_DATA EXTRACT_:
++++

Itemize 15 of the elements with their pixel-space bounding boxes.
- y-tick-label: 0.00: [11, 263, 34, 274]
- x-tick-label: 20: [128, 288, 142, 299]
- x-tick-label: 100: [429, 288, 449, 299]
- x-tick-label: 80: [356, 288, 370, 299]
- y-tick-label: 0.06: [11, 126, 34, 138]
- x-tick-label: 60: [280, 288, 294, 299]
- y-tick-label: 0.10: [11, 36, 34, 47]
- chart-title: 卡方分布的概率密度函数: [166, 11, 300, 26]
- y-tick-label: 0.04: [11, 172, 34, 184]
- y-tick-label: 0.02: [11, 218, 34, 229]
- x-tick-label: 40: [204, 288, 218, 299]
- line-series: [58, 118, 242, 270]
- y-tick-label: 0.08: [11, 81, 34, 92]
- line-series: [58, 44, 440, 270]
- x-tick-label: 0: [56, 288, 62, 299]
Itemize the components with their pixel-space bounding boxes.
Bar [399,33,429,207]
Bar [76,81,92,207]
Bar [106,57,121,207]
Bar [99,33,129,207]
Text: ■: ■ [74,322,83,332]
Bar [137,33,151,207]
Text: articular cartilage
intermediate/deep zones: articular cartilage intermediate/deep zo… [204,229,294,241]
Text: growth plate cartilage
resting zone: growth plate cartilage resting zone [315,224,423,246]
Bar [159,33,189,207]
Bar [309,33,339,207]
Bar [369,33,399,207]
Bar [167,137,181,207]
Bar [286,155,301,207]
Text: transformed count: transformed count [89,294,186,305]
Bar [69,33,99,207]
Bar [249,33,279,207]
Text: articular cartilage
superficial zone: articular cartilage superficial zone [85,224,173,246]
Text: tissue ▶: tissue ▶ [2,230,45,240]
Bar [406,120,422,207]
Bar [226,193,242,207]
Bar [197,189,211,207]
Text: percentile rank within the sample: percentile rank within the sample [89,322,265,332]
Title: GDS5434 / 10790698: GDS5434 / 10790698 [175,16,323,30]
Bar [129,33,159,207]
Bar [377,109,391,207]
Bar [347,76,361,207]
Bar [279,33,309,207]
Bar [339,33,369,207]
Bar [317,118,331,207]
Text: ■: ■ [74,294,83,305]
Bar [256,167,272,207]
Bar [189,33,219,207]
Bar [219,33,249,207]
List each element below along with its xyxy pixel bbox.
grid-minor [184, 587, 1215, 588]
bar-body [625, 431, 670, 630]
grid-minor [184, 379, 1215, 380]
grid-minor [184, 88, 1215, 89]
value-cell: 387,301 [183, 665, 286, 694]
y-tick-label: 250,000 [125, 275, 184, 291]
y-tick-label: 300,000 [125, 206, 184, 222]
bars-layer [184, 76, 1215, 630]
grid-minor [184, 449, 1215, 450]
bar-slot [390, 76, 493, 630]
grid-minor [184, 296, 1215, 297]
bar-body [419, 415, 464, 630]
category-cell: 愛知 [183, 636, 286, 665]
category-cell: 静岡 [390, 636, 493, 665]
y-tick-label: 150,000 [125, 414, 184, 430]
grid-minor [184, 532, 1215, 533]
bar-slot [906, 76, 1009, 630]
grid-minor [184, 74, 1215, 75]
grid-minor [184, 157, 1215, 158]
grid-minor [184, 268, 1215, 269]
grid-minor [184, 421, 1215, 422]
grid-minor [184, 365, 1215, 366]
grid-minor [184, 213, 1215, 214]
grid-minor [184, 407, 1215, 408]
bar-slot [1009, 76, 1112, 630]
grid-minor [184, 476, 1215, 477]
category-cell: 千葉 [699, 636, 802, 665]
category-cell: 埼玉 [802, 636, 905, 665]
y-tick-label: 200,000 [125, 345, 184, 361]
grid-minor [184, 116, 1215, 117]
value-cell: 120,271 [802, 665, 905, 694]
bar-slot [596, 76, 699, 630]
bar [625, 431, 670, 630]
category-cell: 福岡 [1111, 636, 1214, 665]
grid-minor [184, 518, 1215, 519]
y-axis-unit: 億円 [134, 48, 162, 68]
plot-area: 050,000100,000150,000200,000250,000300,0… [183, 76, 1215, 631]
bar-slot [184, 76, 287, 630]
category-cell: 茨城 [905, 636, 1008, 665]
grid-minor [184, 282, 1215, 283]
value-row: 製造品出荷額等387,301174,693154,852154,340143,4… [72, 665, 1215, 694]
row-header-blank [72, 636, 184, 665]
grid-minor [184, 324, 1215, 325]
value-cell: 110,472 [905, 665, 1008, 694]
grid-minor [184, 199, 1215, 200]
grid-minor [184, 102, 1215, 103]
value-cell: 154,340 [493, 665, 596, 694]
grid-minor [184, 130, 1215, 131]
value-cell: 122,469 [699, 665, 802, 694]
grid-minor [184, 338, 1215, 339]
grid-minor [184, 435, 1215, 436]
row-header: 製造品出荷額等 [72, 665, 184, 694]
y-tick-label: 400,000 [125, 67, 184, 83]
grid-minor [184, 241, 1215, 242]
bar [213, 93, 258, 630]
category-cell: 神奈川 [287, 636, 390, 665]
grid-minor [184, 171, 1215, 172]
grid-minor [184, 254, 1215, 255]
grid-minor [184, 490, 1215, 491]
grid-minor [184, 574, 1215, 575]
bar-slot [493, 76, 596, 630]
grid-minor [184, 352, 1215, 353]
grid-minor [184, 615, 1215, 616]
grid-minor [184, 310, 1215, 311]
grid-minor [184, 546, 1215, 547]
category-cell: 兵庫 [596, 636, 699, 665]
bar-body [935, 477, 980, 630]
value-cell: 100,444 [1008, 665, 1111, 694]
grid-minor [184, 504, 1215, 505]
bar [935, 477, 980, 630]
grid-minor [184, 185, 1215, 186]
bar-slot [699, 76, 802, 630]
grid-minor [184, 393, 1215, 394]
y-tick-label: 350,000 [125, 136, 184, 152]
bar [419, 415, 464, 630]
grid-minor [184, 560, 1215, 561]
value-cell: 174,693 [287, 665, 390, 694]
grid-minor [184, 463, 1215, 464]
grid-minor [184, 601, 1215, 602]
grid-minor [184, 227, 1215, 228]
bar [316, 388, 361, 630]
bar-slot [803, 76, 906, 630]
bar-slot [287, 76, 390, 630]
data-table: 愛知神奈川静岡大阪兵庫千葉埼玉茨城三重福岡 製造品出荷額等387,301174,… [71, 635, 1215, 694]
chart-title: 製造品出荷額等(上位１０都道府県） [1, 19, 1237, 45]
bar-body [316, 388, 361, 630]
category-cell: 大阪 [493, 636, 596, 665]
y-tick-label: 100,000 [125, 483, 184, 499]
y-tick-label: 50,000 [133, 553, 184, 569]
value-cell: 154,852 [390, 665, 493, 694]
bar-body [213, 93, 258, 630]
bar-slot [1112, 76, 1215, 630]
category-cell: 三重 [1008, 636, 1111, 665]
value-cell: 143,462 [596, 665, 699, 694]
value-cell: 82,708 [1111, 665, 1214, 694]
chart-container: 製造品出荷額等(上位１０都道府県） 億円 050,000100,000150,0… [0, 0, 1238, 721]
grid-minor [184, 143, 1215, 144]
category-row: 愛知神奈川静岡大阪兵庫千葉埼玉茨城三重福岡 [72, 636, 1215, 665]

++++

_INSTRUCTIONS FOR THE TASK_:
Reproduce the lines verbatim, beginning with the first line and stopping after the line that contains "- y-tick-label: 0.06: [11, 126, 34, 138]", with both ends included.

_THE ANSWER_:
Itemize 15 of the elements with their pixel-space bounding boxes.
- y-tick-label: 0.00: [11, 263, 34, 274]
- x-tick-label: 20: [128, 288, 142, 299]
- x-tick-label: 100: [429, 288, 449, 299]
- x-tick-label: 80: [356, 288, 370, 299]
- y-tick-label: 0.06: [11, 126, 34, 138]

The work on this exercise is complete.